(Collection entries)

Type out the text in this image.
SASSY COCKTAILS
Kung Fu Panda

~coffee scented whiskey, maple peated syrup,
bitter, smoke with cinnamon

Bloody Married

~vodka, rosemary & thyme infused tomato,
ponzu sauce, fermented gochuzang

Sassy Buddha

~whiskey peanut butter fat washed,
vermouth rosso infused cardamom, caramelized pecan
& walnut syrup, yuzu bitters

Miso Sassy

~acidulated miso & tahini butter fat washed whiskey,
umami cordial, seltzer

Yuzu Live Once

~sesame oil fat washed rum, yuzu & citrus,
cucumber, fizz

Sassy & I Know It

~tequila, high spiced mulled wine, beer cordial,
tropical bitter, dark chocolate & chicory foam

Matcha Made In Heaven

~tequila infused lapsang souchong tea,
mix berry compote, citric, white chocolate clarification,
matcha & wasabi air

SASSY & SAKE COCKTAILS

The exercise: Transcribe the data. Leave every line exactly as it is.

Task solution:
Type out the text in this image.
SASSY COCKTAILS
Kung Fu Panda

~coffee scented whiskey, maple peated syrup,
bitter, smoke with cinnamon

Bloody Married

~vodka, rosemary & thyme infused tomato,
ponzu sauce, fermented gochuzang

Sassy Buddha

~whiskey peanut butter fat washed,
vermouth rosso infused cardamom, caramelized pecan
& walnut syrup, yuzu bitters

Miso Sassy

~acidulated miso & tahini butter fat washed whiskey,
umami cordial, seltzer

Yuzu Live Once

~sesame oil fat washed rum, yuzu & citrus,
cucumber, fizz

Sassy & I Know It

~tequila, high spiced mulled wine, beer cordial,
tropical bitter, dark chocolate & chicory foam

Matcha Made In Heaven

~tequila infused lapsang souchong tea,
mix berry compote, citric, white chocolate clarification,
matcha & wasabi air

SASSY & SAKE COCKTAILS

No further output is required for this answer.